* Begin *

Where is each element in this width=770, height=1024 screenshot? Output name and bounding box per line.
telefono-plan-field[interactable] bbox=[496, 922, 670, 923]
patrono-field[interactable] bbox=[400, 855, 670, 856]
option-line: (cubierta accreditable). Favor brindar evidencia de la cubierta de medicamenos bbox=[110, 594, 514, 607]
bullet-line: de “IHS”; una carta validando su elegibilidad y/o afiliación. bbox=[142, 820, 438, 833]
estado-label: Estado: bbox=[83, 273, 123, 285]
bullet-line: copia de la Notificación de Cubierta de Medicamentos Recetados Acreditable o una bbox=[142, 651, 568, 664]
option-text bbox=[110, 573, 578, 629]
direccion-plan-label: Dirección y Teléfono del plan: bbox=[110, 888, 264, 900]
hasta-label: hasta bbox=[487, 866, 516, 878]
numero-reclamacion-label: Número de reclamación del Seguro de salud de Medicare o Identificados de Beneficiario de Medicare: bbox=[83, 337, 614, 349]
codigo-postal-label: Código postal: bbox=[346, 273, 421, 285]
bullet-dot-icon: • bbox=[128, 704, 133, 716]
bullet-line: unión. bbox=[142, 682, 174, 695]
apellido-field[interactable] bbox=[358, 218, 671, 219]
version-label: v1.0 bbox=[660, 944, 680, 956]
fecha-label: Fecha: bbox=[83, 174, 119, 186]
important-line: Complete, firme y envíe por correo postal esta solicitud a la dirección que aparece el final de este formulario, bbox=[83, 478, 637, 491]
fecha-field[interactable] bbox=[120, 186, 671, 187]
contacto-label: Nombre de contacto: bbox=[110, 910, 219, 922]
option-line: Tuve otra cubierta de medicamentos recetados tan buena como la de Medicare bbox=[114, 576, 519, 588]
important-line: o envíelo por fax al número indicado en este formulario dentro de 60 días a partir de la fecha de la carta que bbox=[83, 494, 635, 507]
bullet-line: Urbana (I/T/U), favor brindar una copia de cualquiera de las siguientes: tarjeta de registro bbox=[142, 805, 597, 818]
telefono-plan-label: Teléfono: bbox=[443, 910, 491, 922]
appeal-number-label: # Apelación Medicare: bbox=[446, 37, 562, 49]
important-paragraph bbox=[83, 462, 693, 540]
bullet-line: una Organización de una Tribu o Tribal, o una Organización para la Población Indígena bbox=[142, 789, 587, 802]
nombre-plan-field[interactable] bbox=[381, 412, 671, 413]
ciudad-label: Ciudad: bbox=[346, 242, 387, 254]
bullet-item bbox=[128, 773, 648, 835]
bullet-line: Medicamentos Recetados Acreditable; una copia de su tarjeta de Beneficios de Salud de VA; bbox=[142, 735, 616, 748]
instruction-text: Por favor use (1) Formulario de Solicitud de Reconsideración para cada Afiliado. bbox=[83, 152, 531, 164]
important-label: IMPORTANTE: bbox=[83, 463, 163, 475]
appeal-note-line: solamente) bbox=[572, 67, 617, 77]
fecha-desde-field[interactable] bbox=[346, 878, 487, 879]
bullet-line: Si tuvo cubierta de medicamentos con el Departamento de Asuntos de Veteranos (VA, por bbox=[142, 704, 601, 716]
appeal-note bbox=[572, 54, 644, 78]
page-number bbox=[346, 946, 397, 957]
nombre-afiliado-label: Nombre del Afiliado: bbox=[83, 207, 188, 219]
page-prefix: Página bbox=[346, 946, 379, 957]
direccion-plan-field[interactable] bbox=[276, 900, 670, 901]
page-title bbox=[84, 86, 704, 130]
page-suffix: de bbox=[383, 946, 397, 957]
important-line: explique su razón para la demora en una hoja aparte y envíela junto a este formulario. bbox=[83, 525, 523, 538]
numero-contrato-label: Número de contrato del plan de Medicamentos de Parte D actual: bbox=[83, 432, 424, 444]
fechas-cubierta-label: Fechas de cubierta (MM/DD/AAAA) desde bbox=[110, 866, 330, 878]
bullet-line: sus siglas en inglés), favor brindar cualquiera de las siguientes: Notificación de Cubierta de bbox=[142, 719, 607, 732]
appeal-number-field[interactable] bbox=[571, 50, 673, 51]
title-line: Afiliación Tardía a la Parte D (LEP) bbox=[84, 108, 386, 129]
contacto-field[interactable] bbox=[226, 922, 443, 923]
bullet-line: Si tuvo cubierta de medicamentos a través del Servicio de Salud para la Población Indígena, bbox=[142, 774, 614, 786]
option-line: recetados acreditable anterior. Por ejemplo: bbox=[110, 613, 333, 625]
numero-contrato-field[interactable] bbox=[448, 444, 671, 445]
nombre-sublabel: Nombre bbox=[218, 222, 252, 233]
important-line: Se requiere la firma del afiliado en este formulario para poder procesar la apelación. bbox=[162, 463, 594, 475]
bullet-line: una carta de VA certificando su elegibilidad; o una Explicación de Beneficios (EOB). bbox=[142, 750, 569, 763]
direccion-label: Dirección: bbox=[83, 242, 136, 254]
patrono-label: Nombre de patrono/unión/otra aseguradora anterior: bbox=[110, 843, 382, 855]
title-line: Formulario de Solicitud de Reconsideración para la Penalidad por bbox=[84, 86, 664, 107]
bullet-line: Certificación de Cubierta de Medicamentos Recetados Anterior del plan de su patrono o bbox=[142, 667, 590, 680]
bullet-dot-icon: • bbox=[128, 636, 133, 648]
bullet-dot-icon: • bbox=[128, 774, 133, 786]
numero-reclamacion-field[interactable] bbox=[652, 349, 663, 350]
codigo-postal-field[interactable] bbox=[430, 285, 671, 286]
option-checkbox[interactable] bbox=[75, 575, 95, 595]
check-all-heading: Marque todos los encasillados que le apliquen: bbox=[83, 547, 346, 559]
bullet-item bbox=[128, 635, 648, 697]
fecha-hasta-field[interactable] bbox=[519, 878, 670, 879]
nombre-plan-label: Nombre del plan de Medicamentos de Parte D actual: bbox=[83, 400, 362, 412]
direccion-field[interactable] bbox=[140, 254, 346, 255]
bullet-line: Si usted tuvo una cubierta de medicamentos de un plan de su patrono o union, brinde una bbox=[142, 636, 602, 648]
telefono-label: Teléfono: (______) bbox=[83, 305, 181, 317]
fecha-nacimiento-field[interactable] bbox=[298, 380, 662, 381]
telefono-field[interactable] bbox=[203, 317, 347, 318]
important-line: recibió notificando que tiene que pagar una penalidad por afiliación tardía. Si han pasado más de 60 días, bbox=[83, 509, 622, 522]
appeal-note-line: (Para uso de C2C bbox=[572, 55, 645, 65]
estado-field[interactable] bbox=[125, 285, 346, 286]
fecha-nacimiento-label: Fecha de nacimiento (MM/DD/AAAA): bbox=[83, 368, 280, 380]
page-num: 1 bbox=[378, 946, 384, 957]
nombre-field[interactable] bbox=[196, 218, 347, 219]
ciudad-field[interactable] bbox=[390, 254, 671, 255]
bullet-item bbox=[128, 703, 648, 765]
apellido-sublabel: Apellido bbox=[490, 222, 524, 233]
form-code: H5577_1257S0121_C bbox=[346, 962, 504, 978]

* End *

Aim of the task: Reproduce each of the rows above, line for line, with every character unchanged.

Exercise solution:
Where is each element in this width=770, height=1024 screenshot? Output name and bounding box per line.
telefono-plan-field[interactable] bbox=[496, 922, 670, 923]
patrono-field[interactable] bbox=[400, 855, 670, 856]
option-line: (cubierta accreditable). Favor brindar evidencia de la cubierta de medicamenos bbox=[110, 594, 514, 607]
bullet-line: de “IHS”; una carta validando su elegibilidad y/o afiliación. bbox=[142, 820, 438, 833]
estado-label: Estado: bbox=[83, 273, 123, 285]
bullet-line: copia de la Notificación de Cubierta de Medicamentos Recetados Acreditable o una bbox=[142, 651, 568, 664]
option-text bbox=[110, 573, 578, 629]
direccion-plan-label: Dirección y Teléfono del plan: bbox=[110, 888, 264, 900]
hasta-label: hasta bbox=[487, 866, 516, 878]
numero-reclamacion-label: Número de reclamación del Seguro de salud de Medicare o Identificados de Beneficiario de Medicare: bbox=[83, 337, 614, 349]
codigo-postal-label: Código postal: bbox=[346, 273, 421, 285]
bullet-dot-icon: • bbox=[128, 704, 133, 716]
bullet-line: unión. bbox=[142, 682, 174, 695]
apellido-field[interactable] bbox=[358, 218, 671, 219]
version-label: v1.0 bbox=[660, 944, 680, 956]
fecha-label: Fecha: bbox=[83, 174, 119, 186]
important-line: Complete, firme y envíe por correo postal esta solicitud a la dirección que aparece el final de este formulario, bbox=[83, 478, 637, 491]
fecha-field[interactable] bbox=[120, 186, 671, 187]
contacto-label: Nombre de contacto: bbox=[110, 910, 219, 922]
option-line: Tuve otra cubierta de medicamentos recetados tan buena como la de Medicare bbox=[114, 576, 519, 588]
important-line: o envíelo por fax al número indicado en este formulario dentro de 60 días a partir de la fecha de la carta que bbox=[83, 494, 635, 507]
bullet-line: Urbana (I/T/U), favor brindar una copia de cualquiera de las siguientes: tarjeta de registro bbox=[142, 805, 597, 818]
telefono-plan-label: Teléfono: bbox=[443, 910, 491, 922]
appeal-number-label: # Apelación Medicare: bbox=[446, 37, 562, 49]
important-paragraph bbox=[83, 462, 693, 540]
bullet-line: una Organización de una Tribu o Tribal, o una Organización para la Población Indígena bbox=[142, 789, 587, 802]
nombre-plan-field[interactable] bbox=[381, 412, 671, 413]
ciudad-label: Ciudad: bbox=[346, 242, 387, 254]
bullet-item bbox=[128, 773, 648, 835]
bullet-line: Medicamentos Recetados Acreditable; una copia de su tarjeta de Beneficios de Salud de VA; bbox=[142, 735, 616, 748]
instruction-text: Por favor use (1) Formulario de Solicitud de Reconsideración para cada Afiliado. bbox=[83, 152, 531, 164]
important-label: IMPORTANTE: bbox=[83, 463, 163, 475]
appeal-note-line: solamente) bbox=[572, 67, 617, 77]
fecha-desde-field[interactable] bbox=[346, 878, 487, 879]
bullet-line: Si tuvo cubierta de medicamentos con el Departamento de Asuntos de Veteranos (VA, por bbox=[142, 704, 601, 716]
appeal-note bbox=[572, 54, 644, 78]
page-number bbox=[346, 946, 397, 957]
nombre-afiliado-label: Nombre del Afiliado: bbox=[83, 207, 188, 219]
page-prefix: Página bbox=[346, 946, 379, 957]
direccion-plan-field[interactable] bbox=[276, 900, 670, 901]
page-title bbox=[84, 86, 704, 130]
page-suffix: de bbox=[383, 946, 397, 957]
important-line: explique su razón para la demora en una hoja aparte y envíela junto a este formulario. bbox=[83, 525, 523, 538]
numero-contrato-label: Número de contrato del plan de Medicamentos de Parte D actual: bbox=[83, 432, 424, 444]
fechas-cubierta-label: Fechas de cubierta (MM/DD/AAAA) desde bbox=[110, 866, 330, 878]
bullet-line: sus siglas en inglés), favor brindar cualquiera de las siguientes: Notificación de Cubierta de bbox=[142, 719, 607, 732]
appeal-number-field[interactable] bbox=[571, 50, 673, 51]
title-line: Afiliación Tardía a la Parte D (LEP) bbox=[84, 108, 386, 129]
contacto-field[interactable] bbox=[226, 922, 443, 923]
bullet-line: Si tuvo cubierta de medicamentos a través del Servicio de Salud para la Población Indígena, bbox=[142, 774, 614, 786]
option-line: recetados acreditable anterior. Por ejemplo: bbox=[110, 613, 333, 625]
numero-contrato-field[interactable] bbox=[448, 444, 671, 445]
nombre-sublabel: Nombre bbox=[218, 222, 252, 233]
important-line: Se requiere la firma del afiliado en este formulario para poder procesar la apelación. bbox=[162, 463, 594, 475]
bullet-line: una carta de VA certificando su elegibilidad; o una Explicación de Beneficios (EOB). bbox=[142, 750, 569, 763]
direccion-label: Dirección: bbox=[83, 242, 136, 254]
patrono-label: Nombre de patrono/unión/otra aseguradora anterior: bbox=[110, 843, 382, 855]
title-line: Formulario de Solicitud de Reconsideración para la Penalidad por bbox=[84, 86, 664, 107]
bullet-line: Certificación de Cubierta de Medicamentos Recetados Anterior del plan de su patrono o bbox=[142, 667, 590, 680]
bullet-dot-icon: • bbox=[128, 636, 133, 648]
bullet-dot-icon: • bbox=[128, 774, 133, 786]
numero-reclamacion-field[interactable] bbox=[652, 349, 663, 350]
codigo-postal-field[interactable] bbox=[430, 285, 671, 286]
option-checkbox[interactable] bbox=[75, 575, 95, 595]
check-all-heading: Marque todos los encasillados que le apliquen: bbox=[83, 547, 346, 559]
bullet-item bbox=[128, 635, 648, 697]
fecha-hasta-field[interactable] bbox=[519, 878, 670, 879]
nombre-plan-label: Nombre del plan de Medicamentos de Parte D actual: bbox=[83, 400, 362, 412]
direccion-field[interactable] bbox=[140, 254, 346, 255]
bullet-line: Si usted tuvo una cubierta de medicamentos de un plan de su patrono o union, brinde una bbox=[142, 636, 602, 648]
telefono-label: Teléfono: (______) bbox=[83, 305, 181, 317]
fecha-nacimiento-field[interactable] bbox=[298, 380, 662, 381]
telefono-field[interactable] bbox=[203, 317, 347, 318]
important-line: recibió notificando que tiene que pagar una penalidad por afiliación tardía. Si han pasado más de 60 días, bbox=[83, 509, 622, 522]
appeal-note-line: (Para uso de C2C bbox=[572, 55, 645, 65]
estado-field[interactable] bbox=[125, 285, 346, 286]
fecha-nacimiento-label: Fecha de nacimiento (MM/DD/AAAA): bbox=[83, 368, 280, 380]
page-num: 1 bbox=[378, 946, 384, 957]
nombre-field[interactable] bbox=[196, 218, 347, 219]
ciudad-field[interactable] bbox=[390, 254, 671, 255]
bullet-item bbox=[128, 703, 648, 765]
apellido-sublabel: Apellido bbox=[490, 222, 524, 233]
form-code: H5577_1257S0121_C bbox=[346, 962, 504, 978]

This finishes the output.